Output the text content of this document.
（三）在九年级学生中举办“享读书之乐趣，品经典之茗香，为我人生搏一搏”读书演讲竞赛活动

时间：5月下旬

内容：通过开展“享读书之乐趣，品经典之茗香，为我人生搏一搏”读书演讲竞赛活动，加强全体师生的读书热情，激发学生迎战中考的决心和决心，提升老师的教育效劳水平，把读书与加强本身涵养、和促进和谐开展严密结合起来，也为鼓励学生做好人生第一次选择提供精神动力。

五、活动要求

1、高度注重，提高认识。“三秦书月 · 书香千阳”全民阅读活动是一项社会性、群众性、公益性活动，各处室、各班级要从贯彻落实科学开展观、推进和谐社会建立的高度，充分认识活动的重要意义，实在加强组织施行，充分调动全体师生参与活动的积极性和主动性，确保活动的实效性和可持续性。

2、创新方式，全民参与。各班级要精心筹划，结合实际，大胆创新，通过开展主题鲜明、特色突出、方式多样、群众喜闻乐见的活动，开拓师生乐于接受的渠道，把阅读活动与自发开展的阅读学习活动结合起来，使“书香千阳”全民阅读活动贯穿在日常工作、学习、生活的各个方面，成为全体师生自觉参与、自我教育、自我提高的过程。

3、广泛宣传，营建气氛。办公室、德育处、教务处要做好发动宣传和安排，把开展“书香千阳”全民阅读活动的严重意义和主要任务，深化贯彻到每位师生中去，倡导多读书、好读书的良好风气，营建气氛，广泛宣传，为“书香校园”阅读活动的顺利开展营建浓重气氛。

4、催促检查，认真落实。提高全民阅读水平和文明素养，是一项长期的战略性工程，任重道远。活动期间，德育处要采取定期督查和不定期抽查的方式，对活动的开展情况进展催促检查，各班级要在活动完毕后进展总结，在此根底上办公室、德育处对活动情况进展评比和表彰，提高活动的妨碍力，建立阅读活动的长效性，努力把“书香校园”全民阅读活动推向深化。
=====
Goal: Write out all the entries exactly.

Response to the exercise:
Output the text content of this document.
（三）在九年级学生中举办“享读书之乐趣，品经典之茗香，为我人生搏一搏”读书演讲竞赛活动

时间：5月下旬

内容：通过开展“享读书之乐趣，品经典之茗香，为我人生搏一搏”读书演讲竞赛活动，加强全体师生的读书热情，激发学生迎战中考的决心和决心，提升老师的教育效劳水平，把读书与加强本身涵养、和促进和谐开展严密结合起来，也为鼓励学生做好人生第一次选择提供精神动力。

五、活动要求

1、高度注重，提高认识。“三秦书月 · 书香千阳”全民阅读活动是一项社会性、群众性、公益性活动，各处室、各班级要从贯彻落实科学开展观、推进和谐社会建立的高度，充分认识活动的重要意义，实在加强组织施行，充分调动全体师生参与活动的积极性和主动性，确保活动的实效性和可持续性。

2、创新方式，全民参与。各班级要精心筹划，结合实际，大胆创新，通过开展主题鲜明、特色突出、方式多样、群众喜闻乐见的活动，开拓师生乐于接受的渠道，把阅读活动与自发开展的阅读学习活动结合起来，使“书香千阳”全民阅读活动贯穿在日常工作、学习、生活的各个方面，成为全体师生自觉参与、自我教育、自我提高的过程。

3、广泛宣传，营建气氛。办公室、德育处、教务处要做好发动宣传和安排，把开展“书香千阳”全民阅读活动的严重意义和主要任务，深化贯彻到每位师生中去，倡导多读书、好读书的良好风气，营建气氛，广泛宣传，为“书香校园”阅读活动的顺利开展营建浓重气氛。

4、催促检查，认真落实。提高全民阅读水平和文明素养，是一项长期的战略性工程，任重道远。活动期间，德育处要采取定期督查和不定期抽查的方式，对活动的开展情况进展催促检查，各班级要在活动完毕后进展总结，在此根底上办公室、德育处对活动情况进展评比和表彰，提高活动的妨碍力，建立阅读活动的长效性，努力把“书香校园”全民阅读活动推向深化。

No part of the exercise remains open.